Word for word, transcribe the lines below and drop the pictures.

· · · · · · ·

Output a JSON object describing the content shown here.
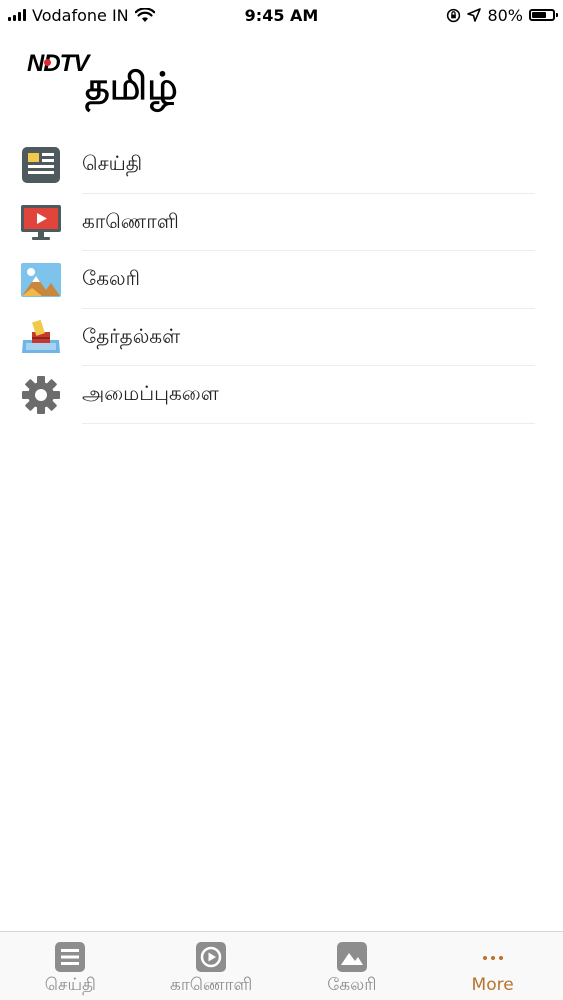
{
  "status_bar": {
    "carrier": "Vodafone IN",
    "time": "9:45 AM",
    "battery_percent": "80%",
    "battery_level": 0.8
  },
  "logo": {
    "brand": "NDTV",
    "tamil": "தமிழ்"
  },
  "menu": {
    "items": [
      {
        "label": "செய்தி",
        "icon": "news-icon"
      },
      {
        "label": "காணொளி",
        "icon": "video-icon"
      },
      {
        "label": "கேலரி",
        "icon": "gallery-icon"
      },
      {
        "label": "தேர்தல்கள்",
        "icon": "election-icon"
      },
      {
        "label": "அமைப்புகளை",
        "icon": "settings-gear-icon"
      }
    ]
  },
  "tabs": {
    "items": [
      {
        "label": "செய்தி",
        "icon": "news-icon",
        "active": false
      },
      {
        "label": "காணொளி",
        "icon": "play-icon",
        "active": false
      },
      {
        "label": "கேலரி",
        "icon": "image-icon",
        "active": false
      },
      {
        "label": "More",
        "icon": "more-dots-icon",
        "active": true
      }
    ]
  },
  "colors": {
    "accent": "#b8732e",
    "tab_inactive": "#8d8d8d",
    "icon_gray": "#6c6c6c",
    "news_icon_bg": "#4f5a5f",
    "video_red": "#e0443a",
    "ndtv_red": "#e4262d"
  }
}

· · · · · · ·

◆ Completed exercise:
Output a JSON object describing the content shown here.
{
  "status_bar": {
    "carrier": "Vodafone IN",
    "time": "9:45 AM",
    "battery_percent": "80%",
    "battery_level": 0.8
  },
  "logo": {
    "brand": "NDTV",
    "tamil": "தமிழ்"
  },
  "menu": {
    "items": [
      {
        "label": "செய்தி",
        "icon": "news-icon"
      },
      {
        "label": "காணொளி",
        "icon": "video-icon"
      },
      {
        "label": "கேலரி",
        "icon": "gallery-icon"
      },
      {
        "label": "தேர்தல்கள்",
        "icon": "election-icon"
      },
      {
        "label": "அமைப்புகளை",
        "icon": "settings-gear-icon"
      }
    ]
  },
  "tabs": {
    "items": [
      {
        "label": "செய்தி",
        "icon": "news-icon",
        "active": false
      },
      {
        "label": "காணொளி",
        "icon": "play-icon",
        "active": false
      },
      {
        "label": "கேலரி",
        "icon": "image-icon",
        "active": false
      },
      {
        "label": "More",
        "icon": "more-dots-icon",
        "active": true
      }
    ]
  },
  "colors": {
    "accent": "#b8732e",
    "tab_inactive": "#8d8d8d",
    "icon_gray": "#6c6c6c",
    "news_icon_bg": "#4f5a5f",
    "video_red": "#e0443a",
    "ndtv_red": "#e4262d"
  }
}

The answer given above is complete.